Entries provided –
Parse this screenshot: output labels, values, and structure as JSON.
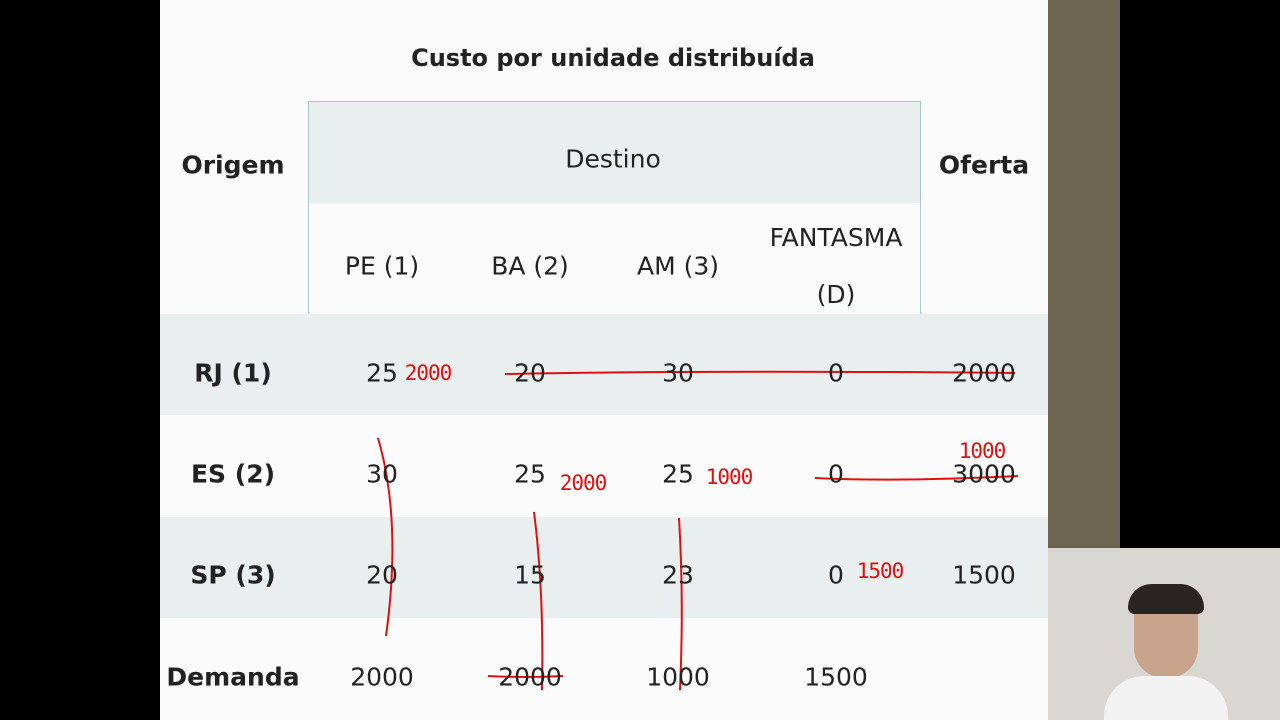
{
  "title": "Custo por unidade distribuída",
  "table": {
    "header": {
      "origin": "Origem",
      "destination": "Destino",
      "supply": "Oferta",
      "columns": [
        "PE (1)",
        "BA (2)",
        "AM (3)",
        "FANTASMA (D)"
      ]
    },
    "rows": [
      {
        "label": "RJ (1)",
        "cells": [
          25,
          20,
          30,
          0
        ],
        "supply": 2000
      },
      {
        "label": "ES (2)",
        "cells": [
          30,
          25,
          25,
          0
        ],
        "supply": 3000
      },
      {
        "label": "SP (3)",
        "cells": [
          20,
          15,
          23,
          0
        ],
        "supply": 1500
      }
    ],
    "demand": {
      "label": "Demanda",
      "cells": [
        2000,
        2000,
        1000,
        1500
      ]
    }
  },
  "annotations": [
    2000,
    2000,
    1000,
    1000,
    1500
  ]
}
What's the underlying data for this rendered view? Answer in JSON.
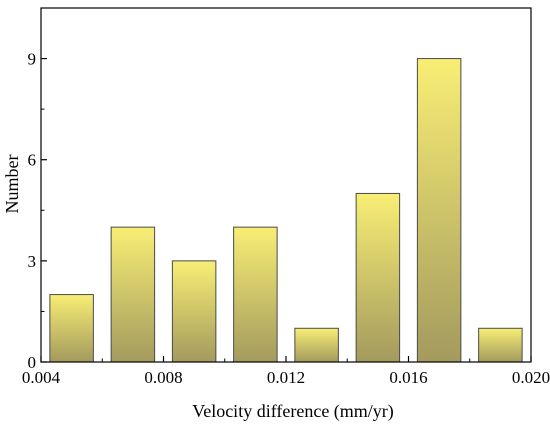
{
  "chart_data": {
    "type": "bar",
    "title": "",
    "xlabel": "Velocity difference (mm/yr)",
    "ylabel": "Number",
    "xlim": [
      0.004,
      0.02
    ],
    "ylim": [
      0,
      10.5
    ],
    "x_ticks": [
      0.004,
      0.008,
      0.012,
      0.016,
      0.02
    ],
    "x_tick_labels": [
      "0.004",
      "0.008",
      "0.012",
      "0.016",
      "0.020"
    ],
    "y_ticks": [
      0,
      3,
      6,
      9
    ],
    "y_tick_labels": [
      "0",
      "3",
      "6",
      "9"
    ],
    "bin_width": 0.002,
    "bins": [
      {
        "x_start": 0.004,
        "x_end": 0.006,
        "value": 2
      },
      {
        "x_start": 0.006,
        "x_end": 0.008,
        "value": 4
      },
      {
        "x_start": 0.008,
        "x_end": 0.01,
        "value": 3
      },
      {
        "x_start": 0.01,
        "x_end": 0.012,
        "value": 4
      },
      {
        "x_start": 0.012,
        "x_end": 0.014,
        "value": 1
      },
      {
        "x_start": 0.014,
        "x_end": 0.016,
        "value": 5
      },
      {
        "x_start": 0.016,
        "x_end": 0.018,
        "value": 9
      },
      {
        "x_start": 0.018,
        "x_end": 0.02,
        "value": 1
      }
    ],
    "grid": false,
    "legend": "none",
    "colors": {
      "bar_top": "#f8ee75",
      "bar_bottom": "#a39a5e",
      "bar_edge": "#4a4a4a",
      "axis": "#000000"
    }
  }
}
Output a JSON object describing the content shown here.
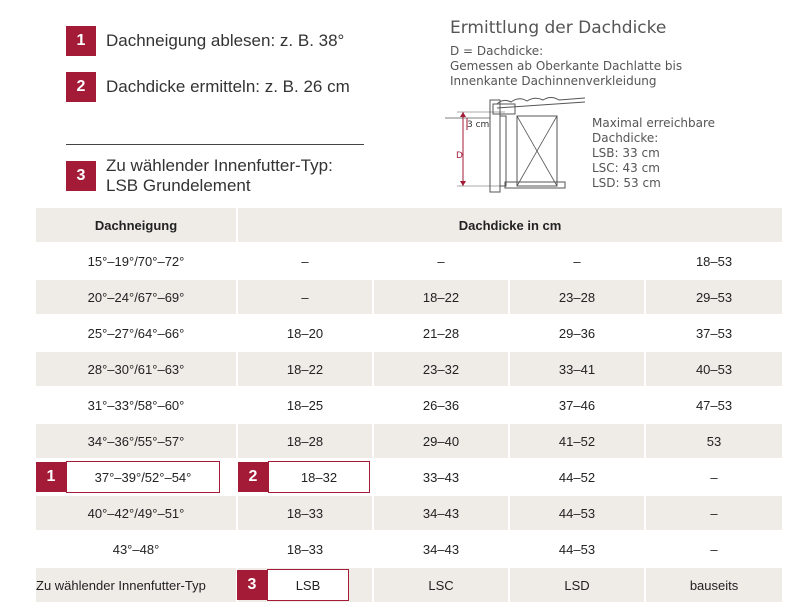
{
  "steps": [
    {
      "num": "1",
      "text": "Dachneigung ablesen: z. B. 38°"
    },
    {
      "num": "2",
      "text": "Dachdicke ermitteln: z. B. 26 cm"
    },
    {
      "num": "3",
      "text": "Zu wählender Innenfutter-Typ:\nLSB Grundelement"
    }
  ],
  "diagram": {
    "title": "Ermittlung der Dachdicke",
    "description": "D = Dachdicke:\nGemessen ab Oberkante Dachlatte bis\nInnenkante Dachinnenverkleidung",
    "label_3cm": "3 cm",
    "label_d": "D",
    "max_text": "Maximal erreichbare\nDachdicke:\nLSB: 33 cm\nLSC: 43 cm\nLSD: 53 cm",
    "accent_color": "#a31b36"
  },
  "table": {
    "header_left": "Dachneigung",
    "header_right": "Dachdicke in cm",
    "rows": [
      [
        "15°–19°/70°–72°",
        "–",
        "–",
        "–",
        "18–53"
      ],
      [
        "20°–24°/67°–69°",
        "–",
        "18–22",
        "23–28",
        "29–53"
      ],
      [
        "25°–27°/64°–66°",
        "18–20",
        "21–28",
        "29–36",
        "37–53"
      ],
      [
        "28°–30°/61°–63°",
        "18–22",
        "23–32",
        "33–41",
        "40–53"
      ],
      [
        "31°–33°/58°–60°",
        "18–25",
        "26–36",
        "37–46",
        "47–53"
      ],
      [
        "34°–36°/55°–57°",
        "18–28",
        "29–40",
        "41–52",
        "53"
      ],
      [
        "37°–39°/52°–54°",
        "18–32",
        "33–43",
        "44–52",
        "–"
      ],
      [
        "40°–42°/49°–51°",
        "18–33",
        "34–43",
        "44–53",
        "–"
      ],
      [
        "43°–48°",
        "18–33",
        "34–43",
        "44–53",
        "–"
      ]
    ],
    "footer": [
      "Zu wählender Innenfutter-Typ",
      "LSB",
      "LSC",
      "LSD",
      "bauseits"
    ],
    "marker_1": "1",
    "marker_2": "2",
    "marker_3": "3"
  }
}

What to do – Determine how many lines of the data contain "title" and give nothing but that number.

Expected answer – 3